> **What you should do**: Output every line below without omitting or altering anything.

> **Data extract**:
++++++++++++++++++++
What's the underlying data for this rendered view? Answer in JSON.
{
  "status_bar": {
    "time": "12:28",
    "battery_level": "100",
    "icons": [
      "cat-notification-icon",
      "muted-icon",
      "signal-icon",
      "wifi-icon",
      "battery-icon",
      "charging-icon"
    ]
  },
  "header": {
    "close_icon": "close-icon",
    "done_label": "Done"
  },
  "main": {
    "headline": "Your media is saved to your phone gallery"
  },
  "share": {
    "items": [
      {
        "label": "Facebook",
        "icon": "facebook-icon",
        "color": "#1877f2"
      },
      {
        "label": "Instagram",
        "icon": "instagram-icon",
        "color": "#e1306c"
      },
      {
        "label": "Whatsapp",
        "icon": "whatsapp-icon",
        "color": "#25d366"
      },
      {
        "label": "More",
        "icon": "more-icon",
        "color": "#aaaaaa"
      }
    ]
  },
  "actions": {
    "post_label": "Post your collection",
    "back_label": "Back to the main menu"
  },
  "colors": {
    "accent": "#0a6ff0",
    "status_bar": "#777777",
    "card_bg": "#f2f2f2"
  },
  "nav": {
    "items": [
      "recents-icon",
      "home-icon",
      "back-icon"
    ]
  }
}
++++++++++++++++++++
> **Expected answer**:
What's the underlying data for this rendered view? Answer in JSON.
{
  "status_bar": {
    "time": "12:28",
    "battery_level": "100",
    "icons": [
      "cat-notification-icon",
      "muted-icon",
      "signal-icon",
      "wifi-icon",
      "battery-icon",
      "charging-icon"
    ]
  },
  "header": {
    "close_icon": "close-icon",
    "done_label": "Done"
  },
  "main": {
    "headline": "Your media is saved to your phone gallery"
  },
  "share": {
    "items": [
      {
        "label": "Facebook",
        "icon": "facebook-icon",
        "color": "#1877f2"
      },
      {
        "label": "Instagram",
        "icon": "instagram-icon",
        "color": "#e1306c"
      },
      {
        "label": "Whatsapp",
        "icon": "whatsapp-icon",
        "color": "#25d366"
      },
      {
        "label": "More",
        "icon": "more-icon",
        "color": "#aaaaaa"
      }
    ]
  },
  "actions": {
    "post_label": "Post your collection",
    "back_label": "Back to the main menu"
  },
  "colors": {
    "accent": "#0a6ff0",
    "status_bar": "#777777",
    "card_bg": "#f2f2f2"
  },
  "nav": {
    "items": [
      "recents-icon",
      "home-icon",
      "back-icon"
    ]
  }
}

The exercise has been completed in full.